## The problem
Copy whichever lines contain the string "Scarpe".

═══ Recorded data

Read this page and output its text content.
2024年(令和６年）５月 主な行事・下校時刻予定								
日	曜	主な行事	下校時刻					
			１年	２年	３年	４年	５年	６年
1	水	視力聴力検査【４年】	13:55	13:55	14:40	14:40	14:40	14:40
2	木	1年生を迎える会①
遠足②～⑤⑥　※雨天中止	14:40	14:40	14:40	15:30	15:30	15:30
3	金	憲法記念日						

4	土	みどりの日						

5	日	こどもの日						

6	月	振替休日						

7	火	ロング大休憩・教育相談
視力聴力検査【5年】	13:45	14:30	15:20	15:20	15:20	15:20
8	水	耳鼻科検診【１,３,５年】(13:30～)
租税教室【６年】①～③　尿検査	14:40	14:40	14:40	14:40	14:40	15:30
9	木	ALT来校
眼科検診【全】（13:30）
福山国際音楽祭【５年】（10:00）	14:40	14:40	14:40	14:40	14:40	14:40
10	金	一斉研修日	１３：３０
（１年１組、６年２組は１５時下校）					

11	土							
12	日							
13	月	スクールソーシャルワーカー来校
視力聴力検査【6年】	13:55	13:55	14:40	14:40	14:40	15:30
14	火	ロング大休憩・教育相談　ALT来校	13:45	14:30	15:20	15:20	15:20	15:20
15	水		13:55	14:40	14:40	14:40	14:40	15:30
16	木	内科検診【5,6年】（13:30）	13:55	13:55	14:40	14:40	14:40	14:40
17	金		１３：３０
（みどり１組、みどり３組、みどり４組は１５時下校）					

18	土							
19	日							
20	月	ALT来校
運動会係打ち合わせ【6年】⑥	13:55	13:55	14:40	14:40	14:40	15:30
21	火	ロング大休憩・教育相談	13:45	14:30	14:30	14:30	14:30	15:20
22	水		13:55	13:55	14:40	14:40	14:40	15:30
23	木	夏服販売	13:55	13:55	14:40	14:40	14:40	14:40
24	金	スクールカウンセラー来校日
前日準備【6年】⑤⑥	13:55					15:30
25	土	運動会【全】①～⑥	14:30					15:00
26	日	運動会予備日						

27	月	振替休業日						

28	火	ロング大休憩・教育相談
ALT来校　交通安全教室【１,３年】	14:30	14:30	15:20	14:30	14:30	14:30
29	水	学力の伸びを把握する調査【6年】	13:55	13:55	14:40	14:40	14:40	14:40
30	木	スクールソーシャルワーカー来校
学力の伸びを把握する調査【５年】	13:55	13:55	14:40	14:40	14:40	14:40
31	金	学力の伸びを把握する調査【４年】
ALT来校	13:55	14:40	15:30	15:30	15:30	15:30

══════
═══ Recorded data

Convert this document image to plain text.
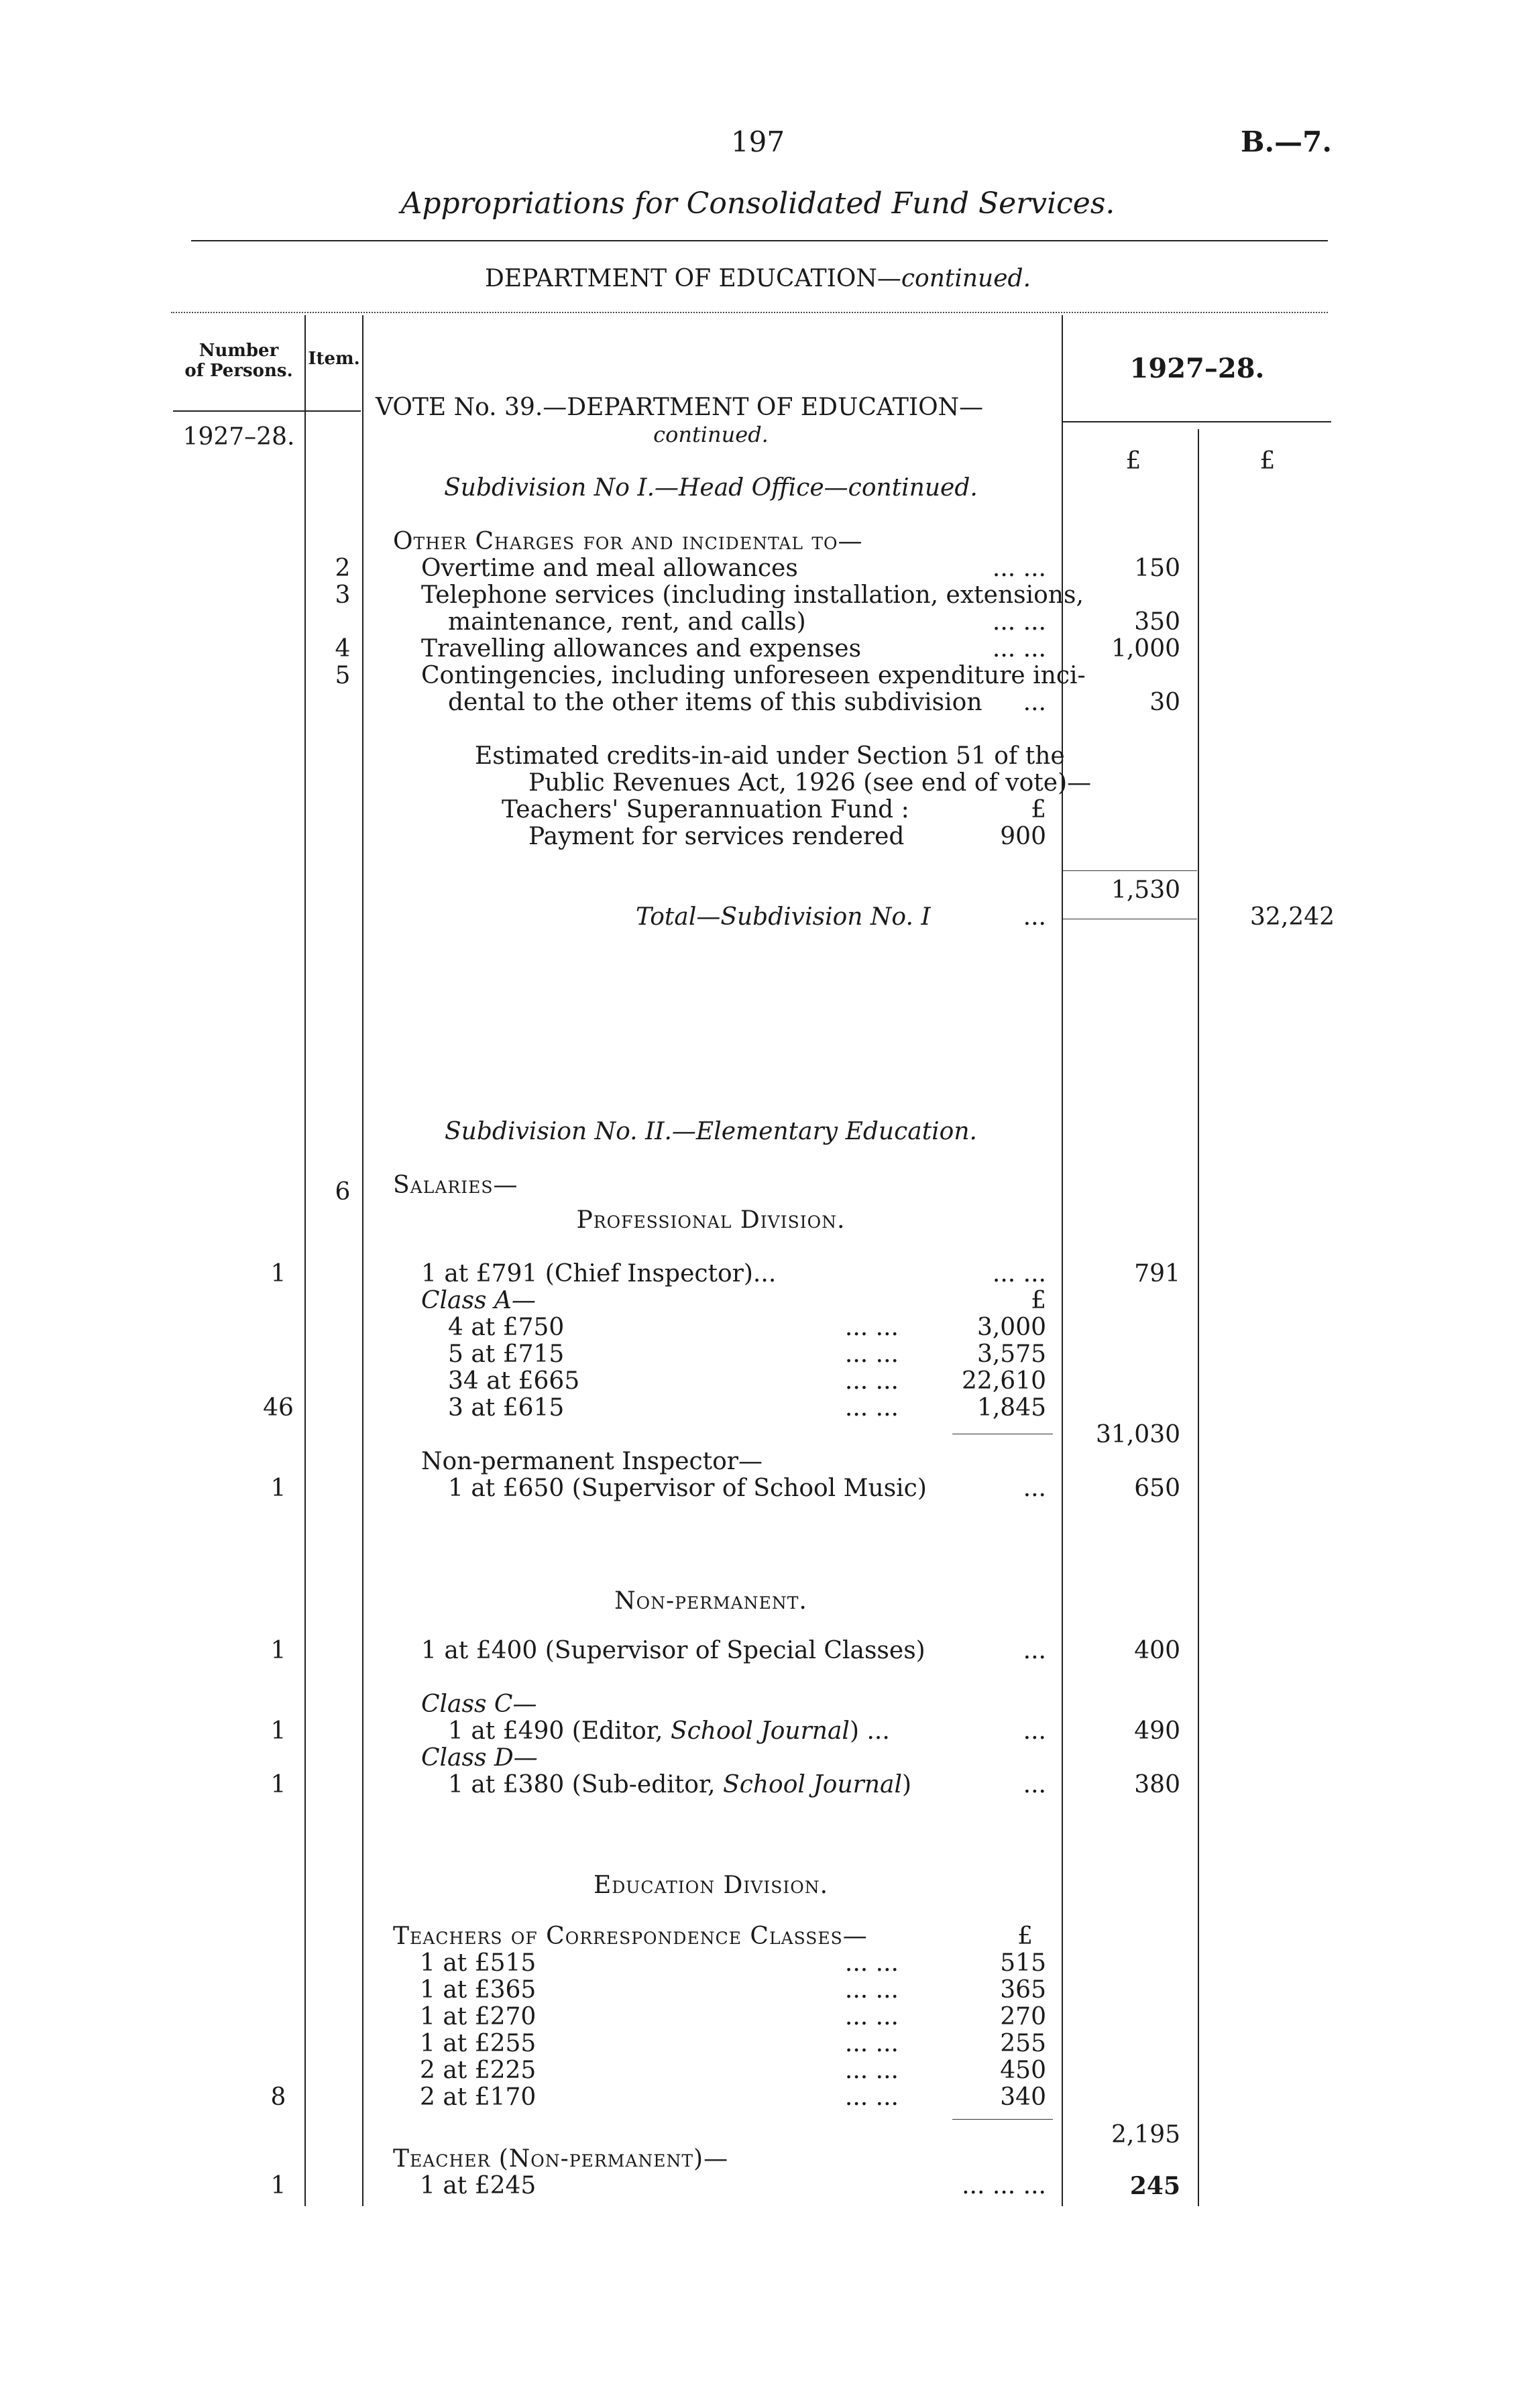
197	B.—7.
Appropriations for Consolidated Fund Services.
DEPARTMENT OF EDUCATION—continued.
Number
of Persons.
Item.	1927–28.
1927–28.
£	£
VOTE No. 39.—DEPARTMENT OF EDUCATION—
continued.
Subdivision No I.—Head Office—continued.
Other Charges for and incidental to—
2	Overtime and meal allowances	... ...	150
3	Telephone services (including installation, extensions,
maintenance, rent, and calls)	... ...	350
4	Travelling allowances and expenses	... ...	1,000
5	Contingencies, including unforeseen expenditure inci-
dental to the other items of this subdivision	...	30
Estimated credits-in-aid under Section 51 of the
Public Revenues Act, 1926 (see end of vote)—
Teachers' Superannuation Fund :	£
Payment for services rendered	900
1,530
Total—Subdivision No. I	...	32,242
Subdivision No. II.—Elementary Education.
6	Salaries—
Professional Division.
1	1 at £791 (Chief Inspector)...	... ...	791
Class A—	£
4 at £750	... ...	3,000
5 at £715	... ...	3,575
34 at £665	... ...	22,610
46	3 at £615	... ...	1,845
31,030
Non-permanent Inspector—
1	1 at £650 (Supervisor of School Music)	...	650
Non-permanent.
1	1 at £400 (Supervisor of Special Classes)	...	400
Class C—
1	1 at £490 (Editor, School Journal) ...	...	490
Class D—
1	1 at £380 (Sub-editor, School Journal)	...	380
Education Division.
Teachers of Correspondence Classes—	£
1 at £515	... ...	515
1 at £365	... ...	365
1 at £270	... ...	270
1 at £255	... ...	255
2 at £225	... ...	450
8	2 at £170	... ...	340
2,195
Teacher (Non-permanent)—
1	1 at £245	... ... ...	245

══════
═══ Recorded data

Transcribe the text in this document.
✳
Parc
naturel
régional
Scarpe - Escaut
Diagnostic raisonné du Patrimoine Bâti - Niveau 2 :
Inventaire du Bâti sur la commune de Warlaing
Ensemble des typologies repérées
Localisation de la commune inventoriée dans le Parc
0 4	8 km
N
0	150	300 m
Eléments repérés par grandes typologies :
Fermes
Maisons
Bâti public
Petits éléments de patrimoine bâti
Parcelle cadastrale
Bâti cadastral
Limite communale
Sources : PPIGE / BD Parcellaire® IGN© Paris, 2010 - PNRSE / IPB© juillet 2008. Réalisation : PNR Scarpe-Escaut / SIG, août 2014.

══════

## The reply
Scarpe - Escaut
Sources : PPIGE / BD Parcellaire® IGN© Paris, 2010 - PNRSE / IPB© juillet 2008. Réalisation : PNR Scarpe-Escaut / SIG, août 2014.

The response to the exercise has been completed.